(Exercise directions) State how many lines in these records contain the word "Bonsai", and nothing else.

(Given data)
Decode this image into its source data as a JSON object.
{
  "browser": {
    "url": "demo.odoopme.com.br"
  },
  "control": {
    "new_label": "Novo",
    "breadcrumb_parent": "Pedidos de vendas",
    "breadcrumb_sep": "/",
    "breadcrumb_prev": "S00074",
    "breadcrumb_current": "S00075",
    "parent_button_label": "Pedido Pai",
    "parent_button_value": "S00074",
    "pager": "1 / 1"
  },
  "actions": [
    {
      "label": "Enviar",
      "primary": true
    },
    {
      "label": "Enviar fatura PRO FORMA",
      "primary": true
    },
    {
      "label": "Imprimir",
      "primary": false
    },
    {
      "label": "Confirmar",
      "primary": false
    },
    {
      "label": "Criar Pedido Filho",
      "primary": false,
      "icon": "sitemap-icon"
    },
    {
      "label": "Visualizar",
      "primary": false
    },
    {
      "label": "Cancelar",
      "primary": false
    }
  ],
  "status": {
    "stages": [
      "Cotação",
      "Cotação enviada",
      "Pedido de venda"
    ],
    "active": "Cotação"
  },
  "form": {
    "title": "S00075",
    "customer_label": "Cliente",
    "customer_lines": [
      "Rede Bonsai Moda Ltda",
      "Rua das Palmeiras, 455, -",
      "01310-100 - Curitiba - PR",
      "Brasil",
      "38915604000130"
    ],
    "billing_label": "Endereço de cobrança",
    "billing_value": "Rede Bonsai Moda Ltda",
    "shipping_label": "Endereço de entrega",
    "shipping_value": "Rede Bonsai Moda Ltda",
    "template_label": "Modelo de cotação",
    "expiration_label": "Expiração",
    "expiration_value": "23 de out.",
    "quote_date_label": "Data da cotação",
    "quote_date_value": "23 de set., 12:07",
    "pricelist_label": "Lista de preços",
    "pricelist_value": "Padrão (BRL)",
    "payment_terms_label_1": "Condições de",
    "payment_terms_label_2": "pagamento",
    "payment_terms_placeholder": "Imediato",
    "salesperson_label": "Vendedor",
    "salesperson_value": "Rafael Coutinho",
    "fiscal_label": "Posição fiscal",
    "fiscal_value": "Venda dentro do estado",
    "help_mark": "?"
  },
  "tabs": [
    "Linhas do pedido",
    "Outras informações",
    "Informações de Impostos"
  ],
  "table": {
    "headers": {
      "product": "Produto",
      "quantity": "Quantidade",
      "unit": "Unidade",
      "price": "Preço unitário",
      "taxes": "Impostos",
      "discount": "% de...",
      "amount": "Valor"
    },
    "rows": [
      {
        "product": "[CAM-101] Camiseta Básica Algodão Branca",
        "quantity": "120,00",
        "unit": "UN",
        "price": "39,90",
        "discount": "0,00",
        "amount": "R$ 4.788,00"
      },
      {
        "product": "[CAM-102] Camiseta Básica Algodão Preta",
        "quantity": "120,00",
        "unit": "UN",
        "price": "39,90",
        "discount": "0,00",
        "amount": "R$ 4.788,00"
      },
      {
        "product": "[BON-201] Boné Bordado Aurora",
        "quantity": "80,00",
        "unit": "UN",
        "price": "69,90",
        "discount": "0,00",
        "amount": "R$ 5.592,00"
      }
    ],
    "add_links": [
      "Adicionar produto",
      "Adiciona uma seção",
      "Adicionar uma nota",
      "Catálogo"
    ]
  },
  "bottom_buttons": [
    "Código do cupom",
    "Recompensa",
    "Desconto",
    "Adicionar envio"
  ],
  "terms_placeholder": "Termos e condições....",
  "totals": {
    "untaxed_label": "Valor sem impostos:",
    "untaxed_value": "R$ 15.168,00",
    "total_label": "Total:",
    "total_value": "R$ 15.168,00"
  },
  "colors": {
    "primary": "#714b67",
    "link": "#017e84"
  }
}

(Solution to this problem) 3